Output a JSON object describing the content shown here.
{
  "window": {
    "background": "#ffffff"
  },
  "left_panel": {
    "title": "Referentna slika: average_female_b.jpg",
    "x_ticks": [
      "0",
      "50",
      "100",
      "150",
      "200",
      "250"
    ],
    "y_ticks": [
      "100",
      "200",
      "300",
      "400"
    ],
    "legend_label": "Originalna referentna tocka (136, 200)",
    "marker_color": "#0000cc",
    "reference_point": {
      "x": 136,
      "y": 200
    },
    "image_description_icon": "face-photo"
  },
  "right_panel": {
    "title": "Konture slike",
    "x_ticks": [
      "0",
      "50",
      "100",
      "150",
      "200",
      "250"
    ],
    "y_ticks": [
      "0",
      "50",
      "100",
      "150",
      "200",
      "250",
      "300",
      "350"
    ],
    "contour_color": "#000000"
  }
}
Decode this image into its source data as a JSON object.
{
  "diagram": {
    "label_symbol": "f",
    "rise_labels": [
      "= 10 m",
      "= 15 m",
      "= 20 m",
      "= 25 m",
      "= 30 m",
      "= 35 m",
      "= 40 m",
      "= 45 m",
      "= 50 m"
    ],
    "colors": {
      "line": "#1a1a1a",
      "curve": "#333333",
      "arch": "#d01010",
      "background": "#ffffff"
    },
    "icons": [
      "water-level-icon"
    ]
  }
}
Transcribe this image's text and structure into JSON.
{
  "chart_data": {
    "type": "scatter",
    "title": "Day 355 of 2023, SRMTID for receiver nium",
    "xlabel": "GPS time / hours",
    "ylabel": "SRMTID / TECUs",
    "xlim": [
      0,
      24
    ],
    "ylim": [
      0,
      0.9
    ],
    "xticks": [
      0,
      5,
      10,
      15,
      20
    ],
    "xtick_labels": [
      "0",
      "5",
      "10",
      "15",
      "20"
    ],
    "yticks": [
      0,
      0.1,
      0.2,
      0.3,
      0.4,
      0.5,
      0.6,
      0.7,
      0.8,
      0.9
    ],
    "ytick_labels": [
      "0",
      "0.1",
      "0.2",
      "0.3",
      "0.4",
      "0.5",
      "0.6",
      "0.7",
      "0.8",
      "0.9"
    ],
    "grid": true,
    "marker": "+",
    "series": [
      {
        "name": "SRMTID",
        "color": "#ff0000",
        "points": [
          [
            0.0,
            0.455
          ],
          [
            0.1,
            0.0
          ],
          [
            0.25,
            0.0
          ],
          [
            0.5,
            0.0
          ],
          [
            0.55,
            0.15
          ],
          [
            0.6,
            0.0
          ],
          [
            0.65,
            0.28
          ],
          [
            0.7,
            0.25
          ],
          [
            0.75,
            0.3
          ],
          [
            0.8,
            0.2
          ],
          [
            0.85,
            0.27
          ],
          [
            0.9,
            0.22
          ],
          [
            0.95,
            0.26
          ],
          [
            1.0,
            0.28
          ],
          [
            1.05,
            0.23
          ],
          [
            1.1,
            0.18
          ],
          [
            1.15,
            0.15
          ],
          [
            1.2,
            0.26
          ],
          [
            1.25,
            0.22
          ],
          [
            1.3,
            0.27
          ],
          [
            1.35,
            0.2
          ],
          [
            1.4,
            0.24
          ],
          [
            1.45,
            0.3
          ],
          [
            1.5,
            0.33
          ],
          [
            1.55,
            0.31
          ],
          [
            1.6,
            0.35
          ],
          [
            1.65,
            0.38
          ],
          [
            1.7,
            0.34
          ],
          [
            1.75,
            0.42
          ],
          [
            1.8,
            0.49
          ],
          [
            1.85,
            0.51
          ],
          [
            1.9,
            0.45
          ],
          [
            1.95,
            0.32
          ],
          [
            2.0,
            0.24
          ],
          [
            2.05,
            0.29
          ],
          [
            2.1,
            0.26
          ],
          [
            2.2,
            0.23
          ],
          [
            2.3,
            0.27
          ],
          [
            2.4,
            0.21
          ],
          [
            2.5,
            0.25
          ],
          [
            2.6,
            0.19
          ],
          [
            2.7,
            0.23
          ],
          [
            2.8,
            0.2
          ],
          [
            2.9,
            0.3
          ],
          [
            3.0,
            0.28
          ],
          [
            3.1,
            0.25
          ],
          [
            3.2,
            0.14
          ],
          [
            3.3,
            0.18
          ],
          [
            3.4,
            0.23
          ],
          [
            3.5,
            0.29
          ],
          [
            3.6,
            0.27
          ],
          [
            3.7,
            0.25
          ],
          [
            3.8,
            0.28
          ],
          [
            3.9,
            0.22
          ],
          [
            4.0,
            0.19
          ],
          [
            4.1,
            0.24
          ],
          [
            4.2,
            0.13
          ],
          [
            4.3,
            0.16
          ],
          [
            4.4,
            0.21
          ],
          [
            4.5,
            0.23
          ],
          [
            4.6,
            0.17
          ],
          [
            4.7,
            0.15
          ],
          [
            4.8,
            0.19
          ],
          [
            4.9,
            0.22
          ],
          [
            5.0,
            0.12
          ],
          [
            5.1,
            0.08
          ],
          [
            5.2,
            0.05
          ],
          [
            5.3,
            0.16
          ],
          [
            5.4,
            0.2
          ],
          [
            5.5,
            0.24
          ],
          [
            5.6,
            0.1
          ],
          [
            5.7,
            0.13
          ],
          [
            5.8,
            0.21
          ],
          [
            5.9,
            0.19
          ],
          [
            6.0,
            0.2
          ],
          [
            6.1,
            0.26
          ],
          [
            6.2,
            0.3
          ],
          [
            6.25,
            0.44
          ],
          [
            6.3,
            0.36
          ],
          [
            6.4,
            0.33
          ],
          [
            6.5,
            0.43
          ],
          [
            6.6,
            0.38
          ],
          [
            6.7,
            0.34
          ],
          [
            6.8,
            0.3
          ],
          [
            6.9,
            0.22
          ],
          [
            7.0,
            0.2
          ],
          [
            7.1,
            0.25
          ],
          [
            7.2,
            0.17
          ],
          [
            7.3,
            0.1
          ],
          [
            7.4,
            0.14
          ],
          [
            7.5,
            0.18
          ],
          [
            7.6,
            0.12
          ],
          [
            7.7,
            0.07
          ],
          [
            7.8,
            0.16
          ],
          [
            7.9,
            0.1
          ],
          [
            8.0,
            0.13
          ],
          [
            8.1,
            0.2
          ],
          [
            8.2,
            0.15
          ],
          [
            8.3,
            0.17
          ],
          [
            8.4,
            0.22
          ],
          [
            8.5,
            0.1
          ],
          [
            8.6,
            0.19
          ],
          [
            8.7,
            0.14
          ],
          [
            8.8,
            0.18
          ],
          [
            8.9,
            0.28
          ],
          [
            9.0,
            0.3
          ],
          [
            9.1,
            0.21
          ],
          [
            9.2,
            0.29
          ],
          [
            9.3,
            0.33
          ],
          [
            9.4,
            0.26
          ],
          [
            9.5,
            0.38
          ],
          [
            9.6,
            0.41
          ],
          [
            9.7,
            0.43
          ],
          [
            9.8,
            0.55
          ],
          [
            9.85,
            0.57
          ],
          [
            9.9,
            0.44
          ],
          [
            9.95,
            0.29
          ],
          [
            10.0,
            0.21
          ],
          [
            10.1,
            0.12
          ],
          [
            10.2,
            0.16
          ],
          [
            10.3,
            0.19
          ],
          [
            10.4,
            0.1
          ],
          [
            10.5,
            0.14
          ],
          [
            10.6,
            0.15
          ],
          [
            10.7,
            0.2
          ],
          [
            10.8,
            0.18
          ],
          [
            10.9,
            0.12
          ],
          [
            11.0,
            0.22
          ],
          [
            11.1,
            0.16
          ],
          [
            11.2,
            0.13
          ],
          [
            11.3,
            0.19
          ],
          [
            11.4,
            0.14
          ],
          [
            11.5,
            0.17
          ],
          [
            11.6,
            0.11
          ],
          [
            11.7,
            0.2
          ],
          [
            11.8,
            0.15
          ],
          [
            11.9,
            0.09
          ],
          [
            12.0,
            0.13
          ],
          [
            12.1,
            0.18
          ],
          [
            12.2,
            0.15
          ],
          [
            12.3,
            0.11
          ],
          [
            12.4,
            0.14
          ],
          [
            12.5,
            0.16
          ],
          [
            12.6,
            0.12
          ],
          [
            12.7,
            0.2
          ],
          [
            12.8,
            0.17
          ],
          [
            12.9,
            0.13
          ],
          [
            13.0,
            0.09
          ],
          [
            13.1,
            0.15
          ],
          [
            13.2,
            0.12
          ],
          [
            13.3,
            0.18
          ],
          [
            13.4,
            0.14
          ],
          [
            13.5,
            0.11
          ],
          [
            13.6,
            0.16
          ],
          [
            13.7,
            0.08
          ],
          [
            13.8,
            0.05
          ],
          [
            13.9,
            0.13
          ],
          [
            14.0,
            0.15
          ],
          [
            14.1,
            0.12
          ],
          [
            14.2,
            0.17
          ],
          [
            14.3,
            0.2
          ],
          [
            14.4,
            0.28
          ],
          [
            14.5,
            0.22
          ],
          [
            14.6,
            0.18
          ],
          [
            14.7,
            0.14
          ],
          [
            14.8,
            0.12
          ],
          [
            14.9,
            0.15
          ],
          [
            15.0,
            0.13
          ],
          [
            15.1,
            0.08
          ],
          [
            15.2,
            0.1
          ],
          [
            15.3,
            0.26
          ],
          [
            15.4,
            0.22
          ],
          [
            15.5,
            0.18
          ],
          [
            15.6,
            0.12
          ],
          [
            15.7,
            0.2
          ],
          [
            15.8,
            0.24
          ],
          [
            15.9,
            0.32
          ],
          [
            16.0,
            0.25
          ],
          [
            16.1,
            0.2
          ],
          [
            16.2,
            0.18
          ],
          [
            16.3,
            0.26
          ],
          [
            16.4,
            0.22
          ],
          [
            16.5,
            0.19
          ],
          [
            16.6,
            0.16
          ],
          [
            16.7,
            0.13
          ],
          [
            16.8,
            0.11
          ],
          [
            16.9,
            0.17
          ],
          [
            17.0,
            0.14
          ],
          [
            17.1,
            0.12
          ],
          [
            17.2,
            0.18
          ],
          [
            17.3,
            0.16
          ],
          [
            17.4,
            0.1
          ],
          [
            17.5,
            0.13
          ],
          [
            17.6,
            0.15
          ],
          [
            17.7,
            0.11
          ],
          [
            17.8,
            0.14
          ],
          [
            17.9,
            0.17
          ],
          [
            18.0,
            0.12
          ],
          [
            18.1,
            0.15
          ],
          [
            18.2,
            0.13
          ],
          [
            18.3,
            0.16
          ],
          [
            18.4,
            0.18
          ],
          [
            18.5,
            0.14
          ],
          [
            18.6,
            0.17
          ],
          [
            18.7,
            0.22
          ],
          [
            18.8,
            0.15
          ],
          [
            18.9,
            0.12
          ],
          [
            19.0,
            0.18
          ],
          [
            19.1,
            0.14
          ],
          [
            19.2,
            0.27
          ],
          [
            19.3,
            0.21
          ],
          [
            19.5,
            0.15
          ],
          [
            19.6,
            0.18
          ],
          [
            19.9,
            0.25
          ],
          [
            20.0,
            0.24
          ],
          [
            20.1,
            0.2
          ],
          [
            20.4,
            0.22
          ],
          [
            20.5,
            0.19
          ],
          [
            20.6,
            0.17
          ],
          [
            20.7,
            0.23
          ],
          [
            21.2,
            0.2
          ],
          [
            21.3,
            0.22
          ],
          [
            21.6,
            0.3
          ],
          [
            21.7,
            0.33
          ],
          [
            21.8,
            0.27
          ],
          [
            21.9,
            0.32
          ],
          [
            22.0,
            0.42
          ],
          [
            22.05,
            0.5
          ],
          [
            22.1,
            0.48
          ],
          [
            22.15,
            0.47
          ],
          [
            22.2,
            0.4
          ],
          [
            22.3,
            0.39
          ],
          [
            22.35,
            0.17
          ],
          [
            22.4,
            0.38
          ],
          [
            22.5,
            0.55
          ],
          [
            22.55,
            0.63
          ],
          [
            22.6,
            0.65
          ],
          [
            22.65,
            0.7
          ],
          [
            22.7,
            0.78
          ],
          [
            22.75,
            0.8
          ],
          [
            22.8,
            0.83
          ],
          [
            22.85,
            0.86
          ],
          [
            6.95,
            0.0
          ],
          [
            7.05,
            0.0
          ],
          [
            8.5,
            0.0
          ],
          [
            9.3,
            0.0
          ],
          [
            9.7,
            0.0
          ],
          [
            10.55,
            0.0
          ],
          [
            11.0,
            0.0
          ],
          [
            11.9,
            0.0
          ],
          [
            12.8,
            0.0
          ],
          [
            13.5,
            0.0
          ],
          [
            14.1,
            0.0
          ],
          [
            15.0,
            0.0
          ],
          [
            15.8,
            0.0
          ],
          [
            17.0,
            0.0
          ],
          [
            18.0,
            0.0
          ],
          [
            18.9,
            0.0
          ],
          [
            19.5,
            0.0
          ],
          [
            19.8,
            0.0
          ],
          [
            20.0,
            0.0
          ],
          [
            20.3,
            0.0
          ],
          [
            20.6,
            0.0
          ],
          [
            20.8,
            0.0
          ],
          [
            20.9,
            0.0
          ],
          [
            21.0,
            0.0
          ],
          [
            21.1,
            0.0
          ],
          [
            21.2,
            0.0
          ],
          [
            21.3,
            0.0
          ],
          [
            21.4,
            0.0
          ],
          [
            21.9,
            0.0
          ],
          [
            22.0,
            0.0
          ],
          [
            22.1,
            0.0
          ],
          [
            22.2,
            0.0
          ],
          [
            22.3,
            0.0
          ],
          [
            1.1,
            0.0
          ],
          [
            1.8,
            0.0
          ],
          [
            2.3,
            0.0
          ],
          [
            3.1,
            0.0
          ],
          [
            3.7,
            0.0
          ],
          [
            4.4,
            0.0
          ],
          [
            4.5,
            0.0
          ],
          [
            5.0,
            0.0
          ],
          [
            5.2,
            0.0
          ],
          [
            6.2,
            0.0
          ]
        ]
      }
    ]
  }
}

What you are asked to do | Extract all lines from the data in which "title" is found.

Finished answer |
    "title": "Referentna slika: average_female_b.jpg",
    "title": "Konture slike",
    "title": "Day 355 of 2023, SRMTID for receiver nium",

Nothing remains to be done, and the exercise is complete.